Requirement ▸ In the notebook text on tokenization, what kinds of tokens is text parsed into?

Passage provided ▸
━━━━━━━━━━━━━━━━

# Tokenization

Parsing text into tokens - words, punctuation or numbers

In [8]:
import re
import spacy
import pandas as pd

nlp = spacy.load('en_core_web_sm')

doc = nlp(open('./assets/sentence_got.txt').read())
chapter = nlp(open('./assets/chapter_got.txt').read())

print([token.text for token in doc])

['“', 'We', 'should', 'start', 'back', ',', '”', 'Gared', 'urged', 'as', 'the', 'woods', 'began', 'to', 'grow', 'dark', 'around', 'them', '.', '\n', '“', 'The', 'wildlings', 'are', 'dead', '.', '”']


# Lemmatization

Reducing tokens to it's base forms. 

In [9]:
df = pd.DataFrame([(token.text, token.lemma_) for token in doc], columns=['Token', 'Lemma'])

df.style

Unnamed: 0,Token,Lemma
0,“,""""
1,We,we
2,should,should
3,start,start
4,back,back
5,",",","
6,”,""""

━━━━━━━━━━━━━━━━

Recorded data ▸
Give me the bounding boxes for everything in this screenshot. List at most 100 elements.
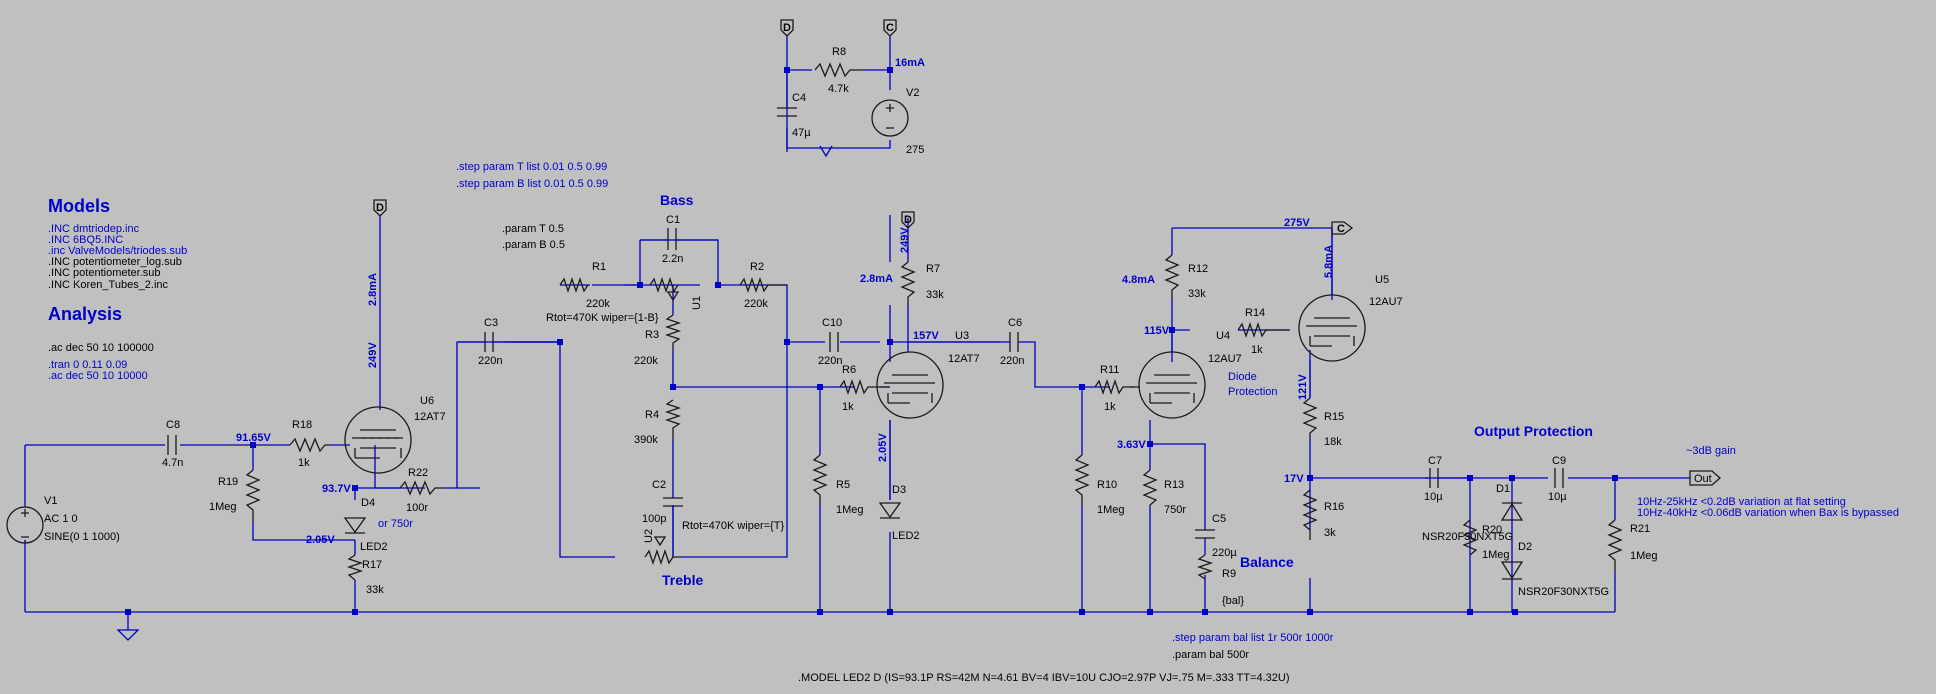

━━━━━━━━━━━━━━━━

Solution to this task ▸ Words, punctuation, or numbers.